Input:
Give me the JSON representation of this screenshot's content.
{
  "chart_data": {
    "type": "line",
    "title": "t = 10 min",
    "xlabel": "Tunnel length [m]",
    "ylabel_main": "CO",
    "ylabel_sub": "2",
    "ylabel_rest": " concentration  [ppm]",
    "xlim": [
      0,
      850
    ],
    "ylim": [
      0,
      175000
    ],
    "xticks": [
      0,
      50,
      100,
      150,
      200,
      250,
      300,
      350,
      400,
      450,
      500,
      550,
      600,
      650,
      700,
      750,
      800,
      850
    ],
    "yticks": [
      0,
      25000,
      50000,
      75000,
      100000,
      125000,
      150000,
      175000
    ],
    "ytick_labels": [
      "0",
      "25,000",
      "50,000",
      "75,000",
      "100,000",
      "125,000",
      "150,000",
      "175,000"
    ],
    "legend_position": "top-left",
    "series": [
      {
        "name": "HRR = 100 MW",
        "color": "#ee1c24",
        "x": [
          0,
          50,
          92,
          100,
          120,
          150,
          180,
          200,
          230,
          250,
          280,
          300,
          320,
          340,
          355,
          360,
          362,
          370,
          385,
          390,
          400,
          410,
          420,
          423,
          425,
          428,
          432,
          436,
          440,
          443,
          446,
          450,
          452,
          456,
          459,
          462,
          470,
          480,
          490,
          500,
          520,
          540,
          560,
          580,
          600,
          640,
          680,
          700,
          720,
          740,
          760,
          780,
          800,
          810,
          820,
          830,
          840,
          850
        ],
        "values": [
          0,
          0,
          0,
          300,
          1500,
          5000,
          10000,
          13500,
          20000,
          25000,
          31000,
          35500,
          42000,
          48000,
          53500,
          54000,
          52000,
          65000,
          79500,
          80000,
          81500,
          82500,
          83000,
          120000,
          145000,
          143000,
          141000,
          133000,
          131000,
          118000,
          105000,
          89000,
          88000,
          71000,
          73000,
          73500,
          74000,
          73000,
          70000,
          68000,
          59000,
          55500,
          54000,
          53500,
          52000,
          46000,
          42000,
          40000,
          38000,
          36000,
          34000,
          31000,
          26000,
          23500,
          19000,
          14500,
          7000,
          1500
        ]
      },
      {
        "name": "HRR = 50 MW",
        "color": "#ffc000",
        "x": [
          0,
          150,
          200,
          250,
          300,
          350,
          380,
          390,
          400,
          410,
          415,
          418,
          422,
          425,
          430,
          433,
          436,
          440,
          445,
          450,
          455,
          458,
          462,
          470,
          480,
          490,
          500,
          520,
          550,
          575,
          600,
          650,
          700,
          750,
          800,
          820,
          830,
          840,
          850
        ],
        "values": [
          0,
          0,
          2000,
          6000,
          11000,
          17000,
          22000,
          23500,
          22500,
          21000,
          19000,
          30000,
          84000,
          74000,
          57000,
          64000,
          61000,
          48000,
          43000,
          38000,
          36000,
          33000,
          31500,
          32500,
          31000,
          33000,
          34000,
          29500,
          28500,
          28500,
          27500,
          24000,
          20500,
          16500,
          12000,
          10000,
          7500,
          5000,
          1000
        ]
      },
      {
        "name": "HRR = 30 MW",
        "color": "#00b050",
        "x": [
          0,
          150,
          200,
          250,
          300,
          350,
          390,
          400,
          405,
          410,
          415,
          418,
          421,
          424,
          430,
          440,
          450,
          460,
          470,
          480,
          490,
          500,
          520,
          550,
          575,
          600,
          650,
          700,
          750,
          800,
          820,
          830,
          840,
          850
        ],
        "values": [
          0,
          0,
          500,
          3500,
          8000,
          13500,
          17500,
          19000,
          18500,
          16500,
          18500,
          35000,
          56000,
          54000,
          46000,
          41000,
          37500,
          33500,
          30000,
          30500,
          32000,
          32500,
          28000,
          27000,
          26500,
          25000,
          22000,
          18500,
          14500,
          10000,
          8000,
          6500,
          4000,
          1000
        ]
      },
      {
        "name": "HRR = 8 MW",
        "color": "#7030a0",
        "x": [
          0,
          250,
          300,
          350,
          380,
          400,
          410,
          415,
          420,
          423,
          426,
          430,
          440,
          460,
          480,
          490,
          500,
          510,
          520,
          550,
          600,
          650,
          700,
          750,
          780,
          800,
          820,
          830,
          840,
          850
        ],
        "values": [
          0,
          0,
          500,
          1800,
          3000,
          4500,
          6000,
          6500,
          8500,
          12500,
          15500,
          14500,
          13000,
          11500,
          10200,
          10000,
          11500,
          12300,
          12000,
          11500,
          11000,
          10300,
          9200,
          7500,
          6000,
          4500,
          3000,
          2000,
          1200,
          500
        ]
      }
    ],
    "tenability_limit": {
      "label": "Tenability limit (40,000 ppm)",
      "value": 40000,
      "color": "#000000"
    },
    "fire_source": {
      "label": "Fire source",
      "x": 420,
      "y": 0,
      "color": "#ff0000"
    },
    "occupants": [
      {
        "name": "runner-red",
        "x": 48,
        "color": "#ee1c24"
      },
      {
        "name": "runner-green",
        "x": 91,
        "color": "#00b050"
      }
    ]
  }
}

Exercise instructions:
Reproduce the data shown above exactly.

Reply:
Give me the JSON representation of this screenshot's content.
{
  "chart_data": {
    "type": "line",
    "title": "t = 10 min",
    "xlabel": "Tunnel length [m]",
    "ylabel_main": "CO",
    "ylabel_sub": "2",
    "ylabel_rest": " concentration  [ppm]",
    "xlim": [
      0,
      850
    ],
    "ylim": [
      0,
      175000
    ],
    "xticks": [
      0,
      50,
      100,
      150,
      200,
      250,
      300,
      350,
      400,
      450,
      500,
      550,
      600,
      650,
      700,
      750,
      800,
      850
    ],
    "yticks": [
      0,
      25000,
      50000,
      75000,
      100000,
      125000,
      150000,
      175000
    ],
    "ytick_labels": [
      "0",
      "25,000",
      "50,000",
      "75,000",
      "100,000",
      "125,000",
      "150,000",
      "175,000"
    ],
    "legend_position": "top-left",
    "series": [
      {
        "name": "HRR = 100 MW",
        "color": "#ee1c24",
        "x": [
          0,
          50,
          92,
          100,
          120,
          150,
          180,
          200,
          230,
          250,
          280,
          300,
          320,
          340,
          355,
          360,
          362,
          370,
          385,
          390,
          400,
          410,
          420,
          423,
          425,
          428,
          432,
          436,
          440,
          443,
          446,
          450,
          452,
          456,
          459,
          462,
          470,
          480,
          490,
          500,
          520,
          540,
          560,
          580,
          600,
          640,
          680,
          700,
          720,
          740,
          760,
          780,
          800,
          810,
          820,
          830,
          840,
          850
        ],
        "values": [
          0,
          0,
          0,
          300,
          1500,
          5000,
          10000,
          13500,
          20000,
          25000,
          31000,
          35500,
          42000,
          48000,
          53500,
          54000,
          52000,
          65000,
          79500,
          80000,
          81500,
          82500,
          83000,
          120000,
          145000,
          143000,
          141000,
          133000,
          131000,
          118000,
          105000,
          89000,
          88000,
          71000,
          73000,
          73500,
          74000,
          73000,
          70000,
          68000,
          59000,
          55500,
          54000,
          53500,
          52000,
          46000,
          42000,
          40000,
          38000,
          36000,
          34000,
          31000,
          26000,
          23500,
          19000,
          14500,
          7000,
          1500
        ]
      },
      {
        "name": "HRR = 50 MW",
        "color": "#ffc000",
        "x": [
          0,
          150,
          200,
          250,
          300,
          350,
          380,
          390,
          400,
          410,
          415,
          418,
          422,
          425,
          430,
          433,
          436,
          440,
          445,
          450,
          455,
          458,
          462,
          470,
          480,
          490,
          500,
          520,
          550,
          575,
          600,
          650,
          700,
          750,
          800,
          820,
          830,
          840,
          850
        ],
        "values": [
          0,
          0,
          2000,
          6000,
          11000,
          17000,
          22000,
          23500,
          22500,
          21000,
          19000,
          30000,
          84000,
          74000,
          57000,
          64000,
          61000,
          48000,
          43000,
          38000,
          36000,
          33000,
          31500,
          32500,
          31000,
          33000,
          34000,
          29500,
          28500,
          28500,
          27500,
          24000,
          20500,
          16500,
          12000,
          10000,
          7500,
          5000,
          1000
        ]
      },
      {
        "name": "HRR = 30 MW",
        "color": "#00b050",
        "x": [
          0,
          150,
          200,
          250,
          300,
          350,
          390,
          400,
          405,
          410,
          415,
          418,
          421,
          424,
          430,
          440,
          450,
          460,
          470,
          480,
          490,
          500,
          520,
          550,
          575,
          600,
          650,
          700,
          750,
          800,
          820,
          830,
          840,
          850
        ],
        "values": [
          0,
          0,
          500,
          3500,
          8000,
          13500,
          17500,
          19000,
          18500,
          16500,
          18500,
          35000,
          56000,
          54000,
          46000,
          41000,
          37500,
          33500,
          30000,
          30500,
          32000,
          32500,
          28000,
          27000,
          26500,
          25000,
          22000,
          18500,
          14500,
          10000,
          8000,
          6500,
          4000,
          1000
        ]
      },
      {
        "name": "HRR = 8 MW",
        "color": "#7030a0",
        "x": [
          0,
          250,
          300,
          350,
          380,
          400,
          410,
          415,
          420,
          423,
          426,
          430,
          440,
          460,
          480,
          490,
          500,
          510,
          520,
          550,
          600,
          650,
          700,
          750,
          780,
          800,
          820,
          830,
          840,
          850
        ],
        "values": [
          0,
          0,
          500,
          1800,
          3000,
          4500,
          6000,
          6500,
          8500,
          12500,
          15500,
          14500,
          13000,
          11500,
          10200,
          10000,
          11500,
          12300,
          12000,
          11500,
          11000,
          10300,
          9200,
          7500,
          6000,
          4500,
          3000,
          2000,
          1200,
          500
        ]
      }
    ],
    "tenability_limit": {
      "label": "Tenability limit (40,000 ppm)",
      "value": 40000,
      "color": "#000000"
    },
    "fire_source": {
      "label": "Fire source",
      "x": 420,
      "y": 0,
      "color": "#ff0000"
    },
    "occupants": [
      {
        "name": "runner-red",
        "x": 48,
        "color": "#ee1c24"
      },
      {
        "name": "runner-green",
        "x": 91,
        "color": "#00b050"
      }
    ]
  }
}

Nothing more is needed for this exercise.